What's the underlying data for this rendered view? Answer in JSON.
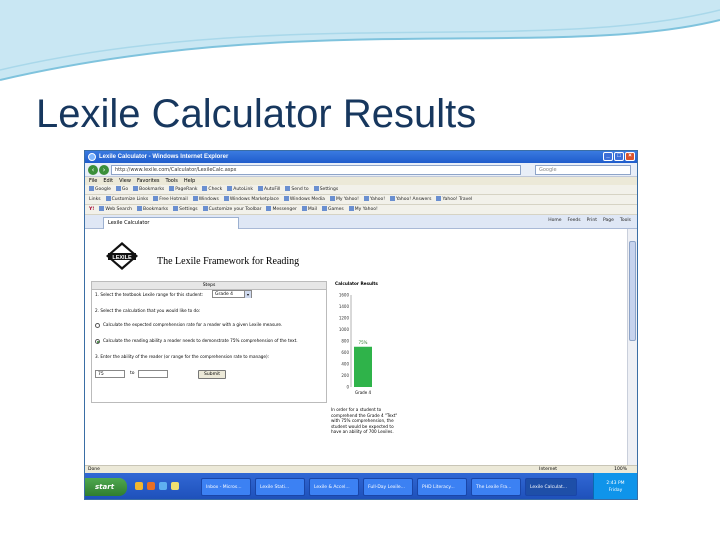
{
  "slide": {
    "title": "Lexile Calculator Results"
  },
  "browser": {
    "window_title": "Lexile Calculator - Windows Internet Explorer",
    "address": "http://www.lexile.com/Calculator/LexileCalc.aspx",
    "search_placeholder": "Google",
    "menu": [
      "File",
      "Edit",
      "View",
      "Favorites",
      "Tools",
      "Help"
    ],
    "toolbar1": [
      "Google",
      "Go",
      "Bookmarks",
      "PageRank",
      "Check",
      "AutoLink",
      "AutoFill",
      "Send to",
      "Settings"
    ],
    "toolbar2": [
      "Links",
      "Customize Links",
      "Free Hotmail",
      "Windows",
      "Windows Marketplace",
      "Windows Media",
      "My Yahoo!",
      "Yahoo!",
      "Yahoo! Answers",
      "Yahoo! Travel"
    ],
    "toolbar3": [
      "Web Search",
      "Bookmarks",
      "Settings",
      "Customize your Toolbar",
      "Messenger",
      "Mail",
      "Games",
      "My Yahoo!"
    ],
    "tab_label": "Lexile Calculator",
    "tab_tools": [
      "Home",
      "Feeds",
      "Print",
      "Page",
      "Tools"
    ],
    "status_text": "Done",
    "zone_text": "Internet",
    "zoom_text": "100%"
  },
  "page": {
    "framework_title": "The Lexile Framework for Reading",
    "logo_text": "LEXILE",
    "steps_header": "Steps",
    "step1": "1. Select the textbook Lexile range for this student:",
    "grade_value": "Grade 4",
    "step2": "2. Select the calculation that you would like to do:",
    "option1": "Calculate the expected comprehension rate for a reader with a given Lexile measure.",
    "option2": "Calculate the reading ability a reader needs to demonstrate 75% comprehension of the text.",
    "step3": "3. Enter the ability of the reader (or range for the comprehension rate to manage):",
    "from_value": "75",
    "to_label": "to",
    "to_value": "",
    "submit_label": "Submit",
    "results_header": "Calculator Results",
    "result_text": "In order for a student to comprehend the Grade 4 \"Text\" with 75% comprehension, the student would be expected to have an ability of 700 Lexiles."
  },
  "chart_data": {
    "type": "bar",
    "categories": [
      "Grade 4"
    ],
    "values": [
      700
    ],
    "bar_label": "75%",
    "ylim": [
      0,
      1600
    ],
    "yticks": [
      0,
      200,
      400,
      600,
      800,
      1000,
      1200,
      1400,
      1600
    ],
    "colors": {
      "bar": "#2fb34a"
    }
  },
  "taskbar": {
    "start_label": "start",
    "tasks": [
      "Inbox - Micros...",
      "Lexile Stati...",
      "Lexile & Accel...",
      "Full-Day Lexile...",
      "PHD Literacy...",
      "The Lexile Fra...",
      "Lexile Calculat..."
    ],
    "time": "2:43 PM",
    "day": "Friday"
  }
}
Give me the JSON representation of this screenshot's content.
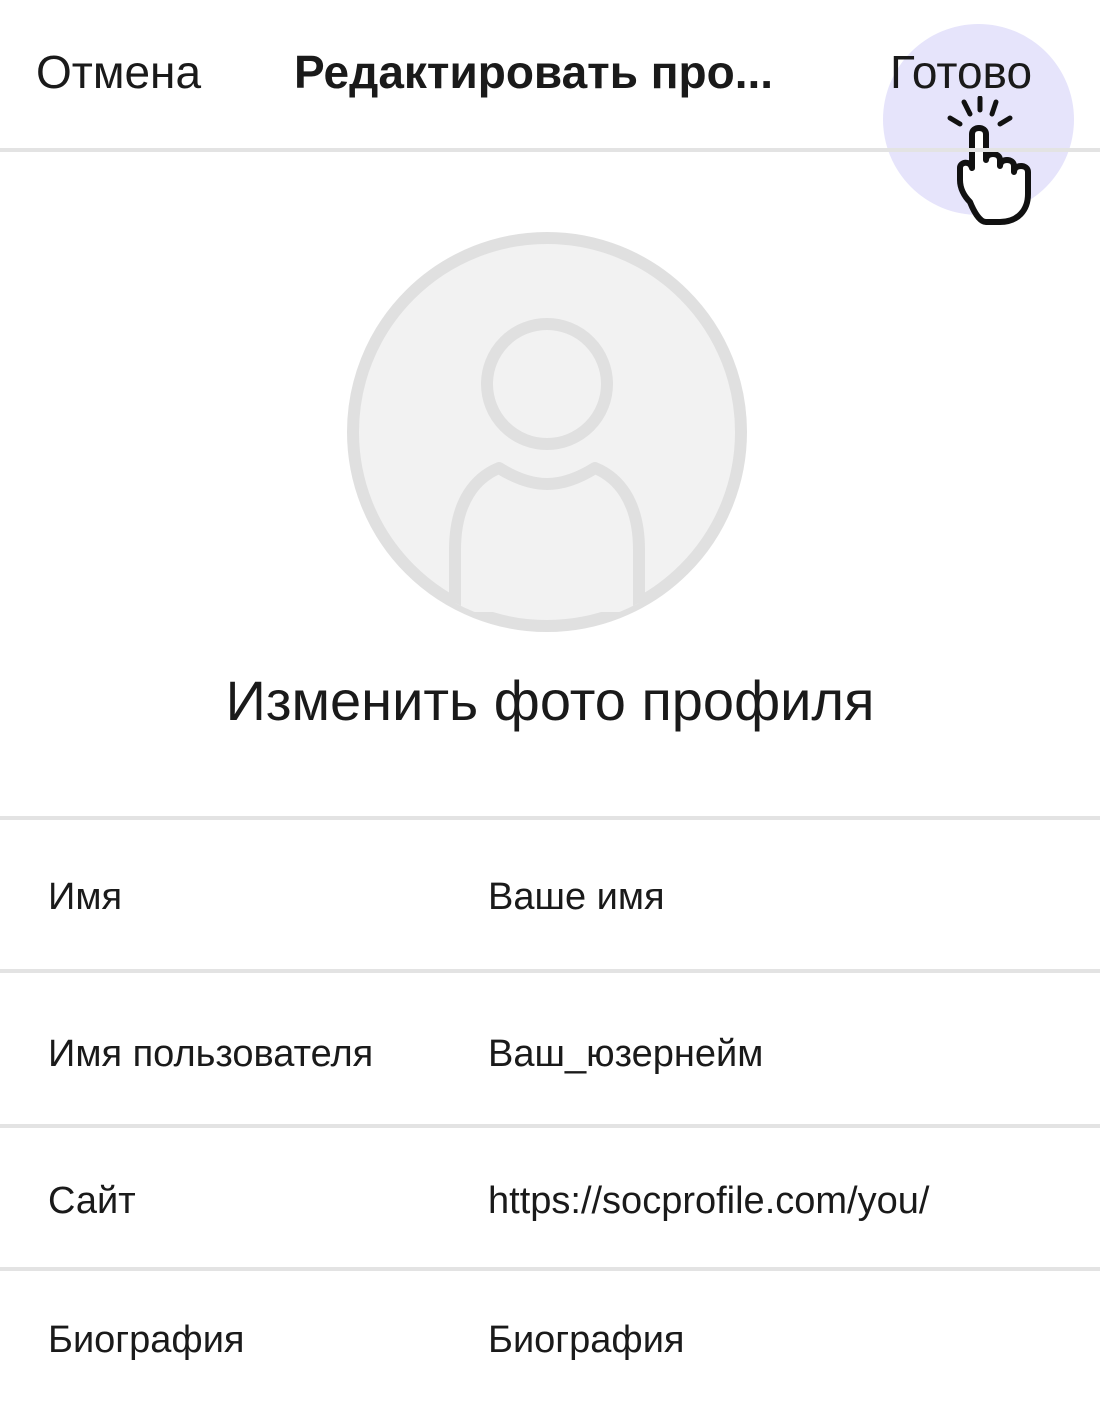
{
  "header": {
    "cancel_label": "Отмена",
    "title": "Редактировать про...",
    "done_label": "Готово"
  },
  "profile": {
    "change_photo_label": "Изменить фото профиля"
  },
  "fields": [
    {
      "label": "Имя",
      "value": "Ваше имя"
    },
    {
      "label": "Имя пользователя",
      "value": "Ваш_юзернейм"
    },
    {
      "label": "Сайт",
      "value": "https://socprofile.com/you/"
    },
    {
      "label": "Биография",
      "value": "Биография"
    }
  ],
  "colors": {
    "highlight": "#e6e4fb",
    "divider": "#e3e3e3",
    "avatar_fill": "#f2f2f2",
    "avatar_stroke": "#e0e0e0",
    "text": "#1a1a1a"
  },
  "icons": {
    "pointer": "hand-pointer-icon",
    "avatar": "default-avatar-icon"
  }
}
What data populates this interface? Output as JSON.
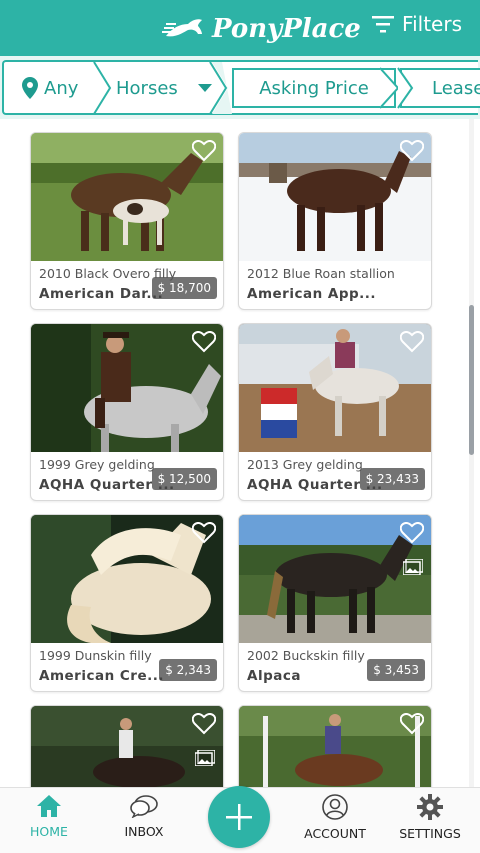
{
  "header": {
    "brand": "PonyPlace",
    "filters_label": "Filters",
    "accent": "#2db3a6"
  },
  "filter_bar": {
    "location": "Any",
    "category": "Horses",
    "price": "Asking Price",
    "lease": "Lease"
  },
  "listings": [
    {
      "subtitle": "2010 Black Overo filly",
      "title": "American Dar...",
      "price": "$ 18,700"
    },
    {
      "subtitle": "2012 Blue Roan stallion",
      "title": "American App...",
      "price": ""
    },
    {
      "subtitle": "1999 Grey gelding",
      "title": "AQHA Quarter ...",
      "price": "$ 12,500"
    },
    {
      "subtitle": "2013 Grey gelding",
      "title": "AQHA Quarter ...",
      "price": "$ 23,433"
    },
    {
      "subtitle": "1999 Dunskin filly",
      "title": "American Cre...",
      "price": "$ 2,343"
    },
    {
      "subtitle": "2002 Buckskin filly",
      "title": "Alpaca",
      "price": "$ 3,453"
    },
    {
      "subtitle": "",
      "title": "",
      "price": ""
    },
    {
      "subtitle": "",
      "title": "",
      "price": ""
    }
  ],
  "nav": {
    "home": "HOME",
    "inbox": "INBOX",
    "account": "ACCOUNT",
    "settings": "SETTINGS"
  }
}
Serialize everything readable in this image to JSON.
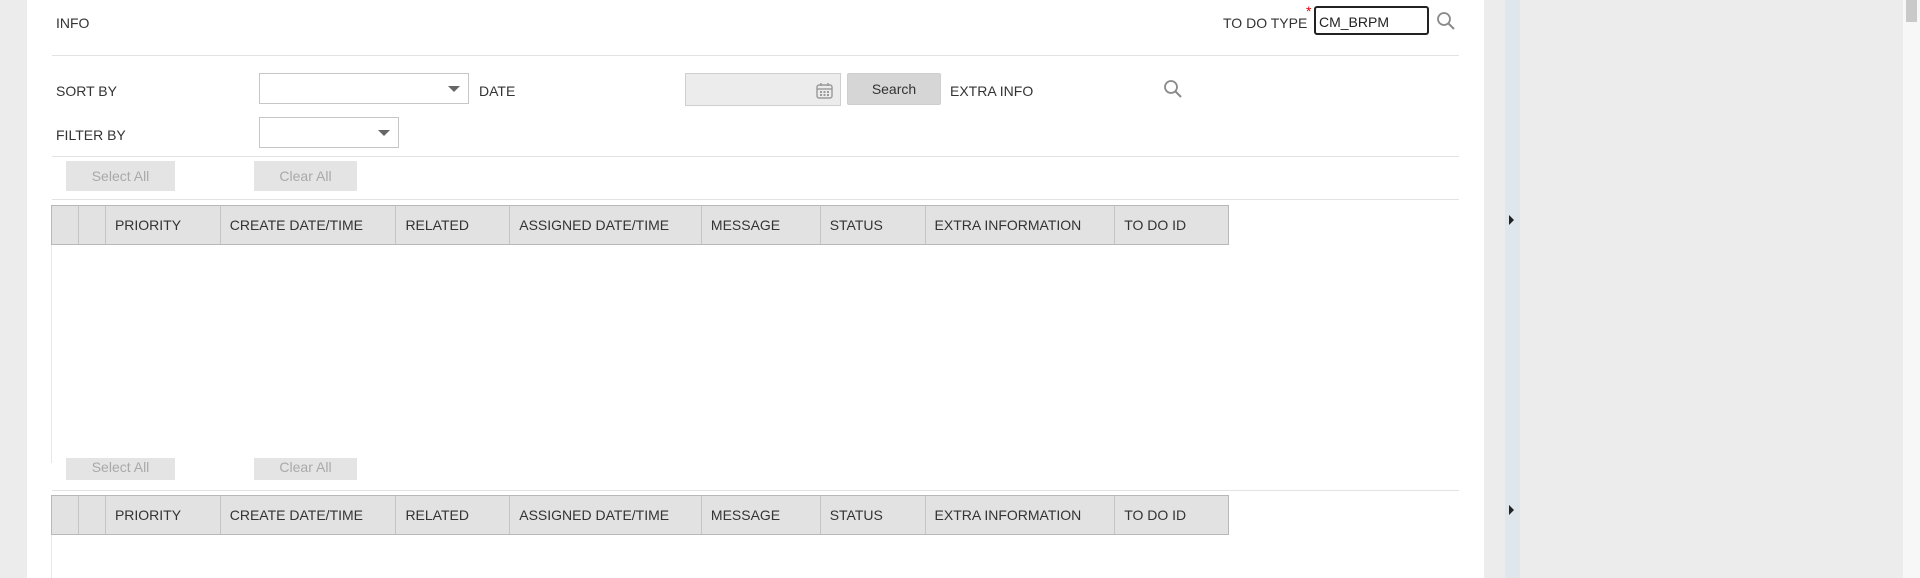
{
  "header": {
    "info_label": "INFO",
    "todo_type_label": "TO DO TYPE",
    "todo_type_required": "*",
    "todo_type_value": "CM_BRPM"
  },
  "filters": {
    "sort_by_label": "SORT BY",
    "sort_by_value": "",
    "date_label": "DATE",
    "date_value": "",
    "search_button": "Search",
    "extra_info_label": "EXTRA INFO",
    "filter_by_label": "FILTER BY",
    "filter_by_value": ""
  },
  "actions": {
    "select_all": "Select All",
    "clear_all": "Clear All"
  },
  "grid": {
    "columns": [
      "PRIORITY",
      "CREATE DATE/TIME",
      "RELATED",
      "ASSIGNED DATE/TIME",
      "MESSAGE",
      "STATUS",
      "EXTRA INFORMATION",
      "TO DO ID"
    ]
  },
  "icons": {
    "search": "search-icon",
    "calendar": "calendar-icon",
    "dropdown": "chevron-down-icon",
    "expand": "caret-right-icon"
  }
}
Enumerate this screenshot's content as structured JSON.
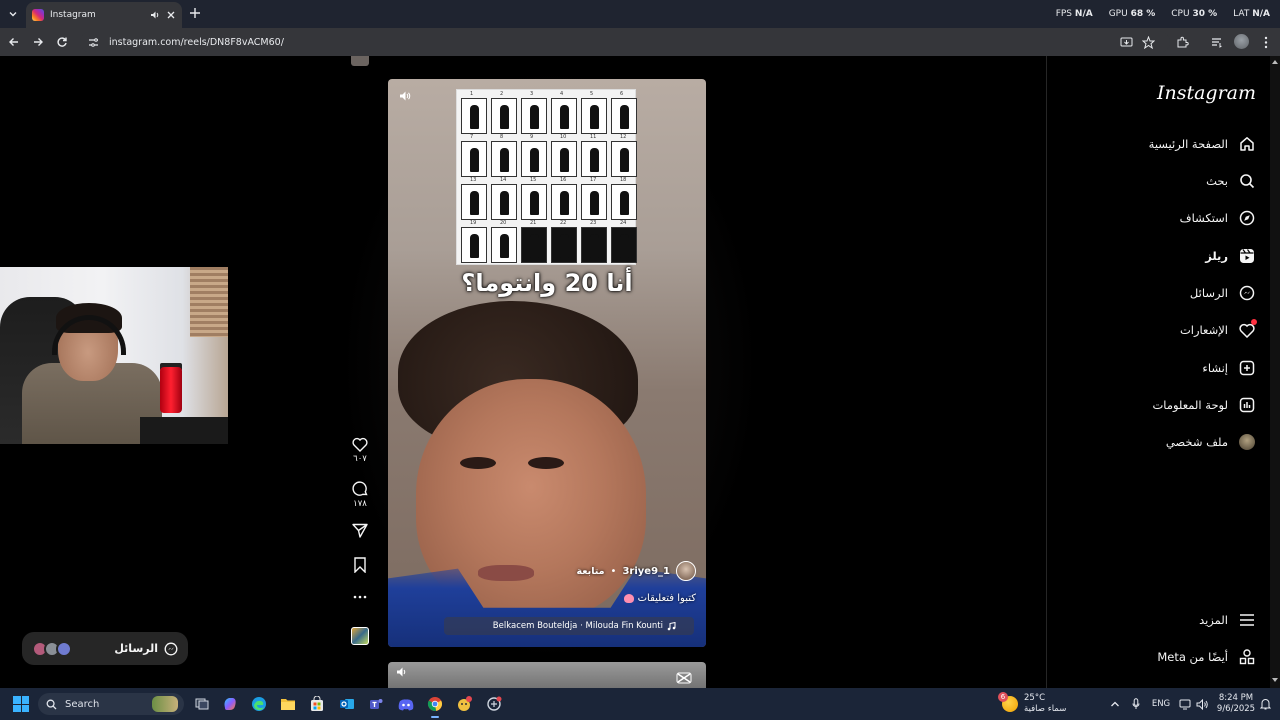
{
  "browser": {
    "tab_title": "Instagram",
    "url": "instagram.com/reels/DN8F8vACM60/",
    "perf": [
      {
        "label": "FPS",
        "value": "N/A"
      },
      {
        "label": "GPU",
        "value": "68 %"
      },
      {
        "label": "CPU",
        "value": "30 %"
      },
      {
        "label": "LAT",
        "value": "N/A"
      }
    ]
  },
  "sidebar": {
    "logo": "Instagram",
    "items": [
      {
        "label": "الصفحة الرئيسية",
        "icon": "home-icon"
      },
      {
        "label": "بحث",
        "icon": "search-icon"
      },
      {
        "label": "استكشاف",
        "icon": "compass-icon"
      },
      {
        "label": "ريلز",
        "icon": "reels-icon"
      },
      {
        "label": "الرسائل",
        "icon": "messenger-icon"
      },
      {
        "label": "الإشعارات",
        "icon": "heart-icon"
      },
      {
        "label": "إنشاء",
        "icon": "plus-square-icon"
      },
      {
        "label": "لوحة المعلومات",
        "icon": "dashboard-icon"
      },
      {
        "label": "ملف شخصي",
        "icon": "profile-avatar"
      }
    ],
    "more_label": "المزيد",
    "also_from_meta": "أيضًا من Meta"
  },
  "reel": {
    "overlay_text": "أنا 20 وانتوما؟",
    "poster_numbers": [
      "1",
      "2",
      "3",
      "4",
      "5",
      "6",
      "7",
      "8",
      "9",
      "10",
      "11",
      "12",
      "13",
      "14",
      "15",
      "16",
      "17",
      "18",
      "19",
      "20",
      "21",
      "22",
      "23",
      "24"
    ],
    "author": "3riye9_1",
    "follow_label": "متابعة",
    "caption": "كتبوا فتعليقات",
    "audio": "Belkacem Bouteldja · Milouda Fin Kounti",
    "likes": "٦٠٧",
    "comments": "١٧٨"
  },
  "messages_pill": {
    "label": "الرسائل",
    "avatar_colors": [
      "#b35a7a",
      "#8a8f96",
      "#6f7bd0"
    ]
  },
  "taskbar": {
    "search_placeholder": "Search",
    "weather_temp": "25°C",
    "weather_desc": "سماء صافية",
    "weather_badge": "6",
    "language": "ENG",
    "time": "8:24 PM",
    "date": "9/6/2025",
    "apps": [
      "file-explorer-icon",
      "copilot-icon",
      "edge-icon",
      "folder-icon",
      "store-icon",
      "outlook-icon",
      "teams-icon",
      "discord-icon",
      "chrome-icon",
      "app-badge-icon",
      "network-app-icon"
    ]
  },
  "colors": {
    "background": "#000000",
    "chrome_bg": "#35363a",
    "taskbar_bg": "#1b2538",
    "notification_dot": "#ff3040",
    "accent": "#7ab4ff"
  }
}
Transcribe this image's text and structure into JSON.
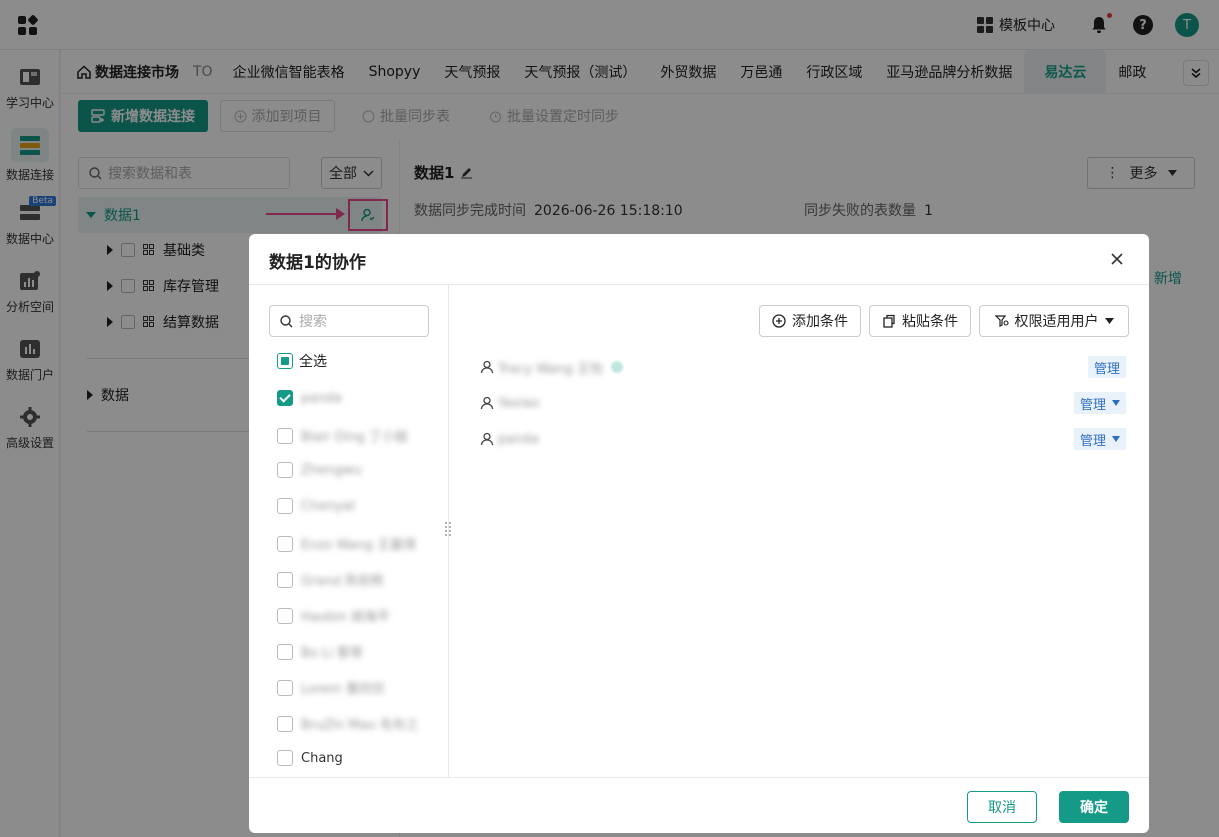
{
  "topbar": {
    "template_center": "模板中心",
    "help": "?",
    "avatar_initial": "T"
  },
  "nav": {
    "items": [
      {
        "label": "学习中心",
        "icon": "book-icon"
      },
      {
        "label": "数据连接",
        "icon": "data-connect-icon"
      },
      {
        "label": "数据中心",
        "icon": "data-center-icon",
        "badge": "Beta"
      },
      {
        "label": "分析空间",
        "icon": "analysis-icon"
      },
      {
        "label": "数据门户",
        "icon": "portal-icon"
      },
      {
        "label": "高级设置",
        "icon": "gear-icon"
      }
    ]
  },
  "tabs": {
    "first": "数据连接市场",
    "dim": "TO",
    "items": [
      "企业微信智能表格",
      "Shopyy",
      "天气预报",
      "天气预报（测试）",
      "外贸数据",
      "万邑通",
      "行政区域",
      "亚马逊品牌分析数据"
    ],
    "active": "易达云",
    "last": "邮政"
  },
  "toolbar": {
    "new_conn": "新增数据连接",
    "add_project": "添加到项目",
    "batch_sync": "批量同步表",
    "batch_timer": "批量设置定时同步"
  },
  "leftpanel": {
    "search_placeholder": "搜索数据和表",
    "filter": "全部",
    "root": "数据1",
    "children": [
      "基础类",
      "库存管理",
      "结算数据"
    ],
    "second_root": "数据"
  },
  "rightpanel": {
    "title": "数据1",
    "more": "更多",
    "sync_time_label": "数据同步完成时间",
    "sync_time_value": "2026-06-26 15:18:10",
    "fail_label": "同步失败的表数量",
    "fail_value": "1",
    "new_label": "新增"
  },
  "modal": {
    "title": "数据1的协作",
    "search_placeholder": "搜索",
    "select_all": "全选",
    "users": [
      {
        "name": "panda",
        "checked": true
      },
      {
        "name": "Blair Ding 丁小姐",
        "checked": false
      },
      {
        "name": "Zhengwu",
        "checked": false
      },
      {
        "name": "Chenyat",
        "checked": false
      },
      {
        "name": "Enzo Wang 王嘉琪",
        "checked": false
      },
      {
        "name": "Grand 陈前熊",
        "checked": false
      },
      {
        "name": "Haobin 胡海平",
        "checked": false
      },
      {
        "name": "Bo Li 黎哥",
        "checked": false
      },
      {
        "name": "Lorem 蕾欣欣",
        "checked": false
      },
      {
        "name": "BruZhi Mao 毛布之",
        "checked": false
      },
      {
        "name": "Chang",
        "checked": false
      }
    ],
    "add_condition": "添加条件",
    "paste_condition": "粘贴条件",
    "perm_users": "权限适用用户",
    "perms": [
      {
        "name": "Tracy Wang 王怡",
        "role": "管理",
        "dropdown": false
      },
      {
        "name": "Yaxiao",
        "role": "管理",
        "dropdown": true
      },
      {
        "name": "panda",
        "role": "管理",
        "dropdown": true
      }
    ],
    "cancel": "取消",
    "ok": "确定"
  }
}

++++++++++

#### [TASK BRIEF]
Report how many lines of the listing above include the word "student". Say nothing but the number.

#### [RIGHT ANSWER]
2